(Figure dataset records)
(begin)

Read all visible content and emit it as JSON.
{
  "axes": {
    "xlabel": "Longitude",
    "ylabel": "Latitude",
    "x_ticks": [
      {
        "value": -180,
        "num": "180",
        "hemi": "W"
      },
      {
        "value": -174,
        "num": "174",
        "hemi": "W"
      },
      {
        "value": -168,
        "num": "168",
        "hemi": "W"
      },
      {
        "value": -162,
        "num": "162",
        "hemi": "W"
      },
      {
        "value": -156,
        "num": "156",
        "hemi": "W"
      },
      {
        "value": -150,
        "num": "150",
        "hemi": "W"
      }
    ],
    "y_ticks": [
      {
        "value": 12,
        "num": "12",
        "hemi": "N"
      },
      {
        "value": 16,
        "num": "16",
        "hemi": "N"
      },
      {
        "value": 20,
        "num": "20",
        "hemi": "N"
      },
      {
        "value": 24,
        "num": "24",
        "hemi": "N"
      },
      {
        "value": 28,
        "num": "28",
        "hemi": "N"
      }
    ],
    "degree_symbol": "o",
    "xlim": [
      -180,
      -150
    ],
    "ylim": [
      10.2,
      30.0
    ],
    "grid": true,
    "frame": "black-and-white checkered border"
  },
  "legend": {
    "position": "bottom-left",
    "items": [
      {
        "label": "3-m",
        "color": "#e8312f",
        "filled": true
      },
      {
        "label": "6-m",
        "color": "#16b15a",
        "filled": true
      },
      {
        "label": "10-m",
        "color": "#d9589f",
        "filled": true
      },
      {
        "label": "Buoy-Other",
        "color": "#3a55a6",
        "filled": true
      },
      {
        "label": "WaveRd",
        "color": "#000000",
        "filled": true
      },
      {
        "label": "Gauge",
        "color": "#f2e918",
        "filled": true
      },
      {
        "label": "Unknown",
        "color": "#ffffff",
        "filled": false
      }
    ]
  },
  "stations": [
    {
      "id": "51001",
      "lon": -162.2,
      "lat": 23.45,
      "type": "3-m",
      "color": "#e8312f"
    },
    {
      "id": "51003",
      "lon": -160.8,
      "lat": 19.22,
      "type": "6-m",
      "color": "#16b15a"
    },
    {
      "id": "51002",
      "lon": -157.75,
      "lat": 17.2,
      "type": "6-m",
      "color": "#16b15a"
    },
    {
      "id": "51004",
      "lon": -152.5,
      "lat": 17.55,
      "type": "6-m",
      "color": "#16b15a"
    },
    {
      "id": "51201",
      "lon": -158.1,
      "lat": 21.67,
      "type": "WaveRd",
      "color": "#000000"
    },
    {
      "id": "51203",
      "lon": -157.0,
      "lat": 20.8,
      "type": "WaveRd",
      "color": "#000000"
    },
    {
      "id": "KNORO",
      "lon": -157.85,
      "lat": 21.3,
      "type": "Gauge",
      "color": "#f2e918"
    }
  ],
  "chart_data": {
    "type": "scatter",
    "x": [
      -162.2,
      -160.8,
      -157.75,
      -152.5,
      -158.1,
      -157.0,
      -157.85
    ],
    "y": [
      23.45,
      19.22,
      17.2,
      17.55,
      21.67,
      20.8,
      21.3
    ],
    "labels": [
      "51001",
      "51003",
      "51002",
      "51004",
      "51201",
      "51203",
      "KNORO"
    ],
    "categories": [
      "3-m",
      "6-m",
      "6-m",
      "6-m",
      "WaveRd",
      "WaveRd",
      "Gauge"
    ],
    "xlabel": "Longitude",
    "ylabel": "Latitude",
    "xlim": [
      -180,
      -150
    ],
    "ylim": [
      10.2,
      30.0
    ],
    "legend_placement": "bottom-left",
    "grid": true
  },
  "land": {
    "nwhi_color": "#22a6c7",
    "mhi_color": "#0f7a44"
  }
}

(end)

### Problem to work on
Set down the listing in full, keeping every word exactly as it is.

### Full solution
Read all visible content and emit it as JSON.
{
  "axes": {
    "xlabel": "Longitude",
    "ylabel": "Latitude",
    "x_ticks": [
      {
        "value": -180,
        "num": "180",
        "hemi": "W"
      },
      {
        "value": -174,
        "num": "174",
        "hemi": "W"
      },
      {
        "value": -168,
        "num": "168",
        "hemi": "W"
      },
      {
        "value": -162,
        "num": "162",
        "hemi": "W"
      },
      {
        "value": -156,
        "num": "156",
        "hemi": "W"
      },
      {
        "value": -150,
        "num": "150",
        "hemi": "W"
      }
    ],
    "y_ticks": [
      {
        "value": 12,
        "num": "12",
        "hemi": "N"
      },
      {
        "value": 16,
        "num": "16",
        "hemi": "N"
      },
      {
        "value": 20,
        "num": "20",
        "hemi": "N"
      },
      {
        "value": 24,
        "num": "24",
        "hemi": "N"
      },
      {
        "value": 28,
        "num": "28",
        "hemi": "N"
      }
    ],
    "degree_symbol": "o",
    "xlim": [
      -180,
      -150
    ],
    "ylim": [
      10.2,
      30.0
    ],
    "grid": true,
    "frame": "black-and-white checkered border"
  },
  "legend": {
    "position": "bottom-left",
    "items": [
      {
        "label": "3-m",
        "color": "#e8312f",
        "filled": true
      },
      {
        "label": "6-m",
        "color": "#16b15a",
        "filled": true
      },
      {
        "label": "10-m",
        "color": "#d9589f",
        "filled": true
      },
      {
        "label": "Buoy-Other",
        "color": "#3a55a6",
        "filled": true
      },
      {
        "label": "WaveRd",
        "color": "#000000",
        "filled": true
      },
      {
        "label": "Gauge",
        "color": "#f2e918",
        "filled": true
      },
      {
        "label": "Unknown",
        "color": "#ffffff",
        "filled": false
      }
    ]
  },
  "stations": [
    {
      "id": "51001",
      "lon": -162.2,
      "lat": 23.45,
      "type": "3-m",
      "color": "#e8312f"
    },
    {
      "id": "51003",
      "lon": -160.8,
      "lat": 19.22,
      "type": "6-m",
      "color": "#16b15a"
    },
    {
      "id": "51002",
      "lon": -157.75,
      "lat": 17.2,
      "type": "6-m",
      "color": "#16b15a"
    },
    {
      "id": "51004",
      "lon": -152.5,
      "lat": 17.55,
      "type": "6-m",
      "color": "#16b15a"
    },
    {
      "id": "51201",
      "lon": -158.1,
      "lat": 21.67,
      "type": "WaveRd",
      "color": "#000000"
    },
    {
      "id": "51203",
      "lon": -157.0,
      "lat": 20.8,
      "type": "WaveRd",
      "color": "#000000"
    },
    {
      "id": "KNORO",
      "lon": -157.85,
      "lat": 21.3,
      "type": "Gauge",
      "color": "#f2e918"
    }
  ],
  "chart_data": {
    "type": "scatter",
    "x": [
      -162.2,
      -160.8,
      -157.75,
      -152.5,
      -158.1,
      -157.0,
      -157.85
    ],
    "y": [
      23.45,
      19.22,
      17.2,
      17.55,
      21.67,
      20.8,
      21.3
    ],
    "labels": [
      "51001",
      "51003",
      "51002",
      "51004",
      "51201",
      "51203",
      "KNORO"
    ],
    "categories": [
      "3-m",
      "6-m",
      "6-m",
      "6-m",
      "WaveRd",
      "WaveRd",
      "Gauge"
    ],
    "xlabel": "Longitude",
    "ylabel": "Latitude",
    "xlim": [
      -180,
      -150
    ],
    "ylim": [
      10.2,
      30.0
    ],
    "legend_placement": "bottom-left",
    "grid": true
  },
  "land": {
    "nwhi_color": "#22a6c7",
    "mhi_color": "#0f7a44"
  }
}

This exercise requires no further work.